TASK DETAILS: Could you reproduce every entry that follows, exactly as shown?
....
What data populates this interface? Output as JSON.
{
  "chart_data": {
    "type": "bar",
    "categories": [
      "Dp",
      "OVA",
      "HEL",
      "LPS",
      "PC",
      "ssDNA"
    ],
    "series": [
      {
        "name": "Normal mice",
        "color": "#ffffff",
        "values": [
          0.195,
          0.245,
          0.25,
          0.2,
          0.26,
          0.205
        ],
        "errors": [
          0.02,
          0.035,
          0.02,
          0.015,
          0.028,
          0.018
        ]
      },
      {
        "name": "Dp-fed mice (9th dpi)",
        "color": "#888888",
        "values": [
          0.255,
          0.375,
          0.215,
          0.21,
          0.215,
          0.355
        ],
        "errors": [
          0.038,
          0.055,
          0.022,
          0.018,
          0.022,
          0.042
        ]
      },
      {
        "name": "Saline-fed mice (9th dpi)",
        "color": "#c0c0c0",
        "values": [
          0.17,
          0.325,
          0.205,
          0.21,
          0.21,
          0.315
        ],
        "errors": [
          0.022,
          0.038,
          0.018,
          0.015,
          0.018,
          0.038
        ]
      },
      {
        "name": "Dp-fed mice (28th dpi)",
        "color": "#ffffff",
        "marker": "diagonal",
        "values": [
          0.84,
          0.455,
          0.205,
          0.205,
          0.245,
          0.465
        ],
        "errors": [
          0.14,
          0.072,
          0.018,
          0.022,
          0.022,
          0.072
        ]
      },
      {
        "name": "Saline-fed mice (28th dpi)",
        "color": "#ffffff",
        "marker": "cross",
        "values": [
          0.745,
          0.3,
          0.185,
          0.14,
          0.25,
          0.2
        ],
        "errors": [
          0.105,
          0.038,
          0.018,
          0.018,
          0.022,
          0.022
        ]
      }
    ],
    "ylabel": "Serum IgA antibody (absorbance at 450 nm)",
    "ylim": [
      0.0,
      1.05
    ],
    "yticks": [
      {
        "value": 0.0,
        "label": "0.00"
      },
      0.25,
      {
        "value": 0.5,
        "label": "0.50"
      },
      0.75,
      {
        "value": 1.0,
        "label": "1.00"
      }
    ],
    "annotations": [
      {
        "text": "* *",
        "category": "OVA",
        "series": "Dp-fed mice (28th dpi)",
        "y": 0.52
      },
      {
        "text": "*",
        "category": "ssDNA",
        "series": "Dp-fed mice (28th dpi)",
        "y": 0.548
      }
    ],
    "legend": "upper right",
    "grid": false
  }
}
....
ANSWER TO THIS TASK:
What data populates this interface? Output as JSON.
{
  "chart_data": {
    "type": "bar",
    "categories": [
      "Dp",
      "OVA",
      "HEL",
      "LPS",
      "PC",
      "ssDNA"
    ],
    "series": [
      {
        "name": "Normal mice",
        "color": "#ffffff",
        "values": [
          0.195,
          0.245,
          0.25,
          0.2,
          0.26,
          0.205
        ],
        "errors": [
          0.02,
          0.035,
          0.02,
          0.015,
          0.028,
          0.018
        ]
      },
      {
        "name": "Dp-fed mice (9th dpi)",
        "color": "#888888",
        "values": [
          0.255,
          0.375,
          0.215,
          0.21,
          0.215,
          0.355
        ],
        "errors": [
          0.038,
          0.055,
          0.022,
          0.018,
          0.022,
          0.042
        ]
      },
      {
        "name": "Saline-fed mice (9th dpi)",
        "color": "#c0c0c0",
        "values": [
          0.17,
          0.325,
          0.205,
          0.21,
          0.21,
          0.315
        ],
        "errors": [
          0.022,
          0.038,
          0.018,
          0.015,
          0.018,
          0.038
        ]
      },
      {
        "name": "Dp-fed mice (28th dpi)",
        "color": "#ffffff",
        "marker": "diagonal",
        "values": [
          0.84,
          0.455,
          0.205,
          0.205,
          0.245,
          0.465
        ],
        "errors": [
          0.14,
          0.072,
          0.018,
          0.022,
          0.022,
          0.072
        ]
      },
      {
        "name": "Saline-fed mice (28th dpi)",
        "color": "#ffffff",
        "marker": "cross",
        "values": [
          0.745,
          0.3,
          0.185,
          0.14,
          0.25,
          0.2
        ],
        "errors": [
          0.105,
          0.038,
          0.018,
          0.018,
          0.022,
          0.022
        ]
      }
    ],
    "ylabel": "Serum IgA antibody (absorbance at 450 nm)",
    "ylim": [
      0.0,
      1.05
    ],
    "yticks": [
      {
        "value": 0.0,
        "label": "0.00"
      },
      0.25,
      {
        "value": 0.5,
        "label": "0.50"
      },
      0.75,
      {
        "value": 1.0,
        "label": "1.00"
      }
    ],
    "annotations": [
      {
        "text": "* *",
        "category": "OVA",
        "series": "Dp-fed mice (28th dpi)",
        "y": 0.52
      },
      {
        "text": "*",
        "category": "ssDNA",
        "series": "Dp-fed mice (28th dpi)",
        "y": 0.548
      }
    ],
    "legend": "upper right",
    "grid": false
  }
}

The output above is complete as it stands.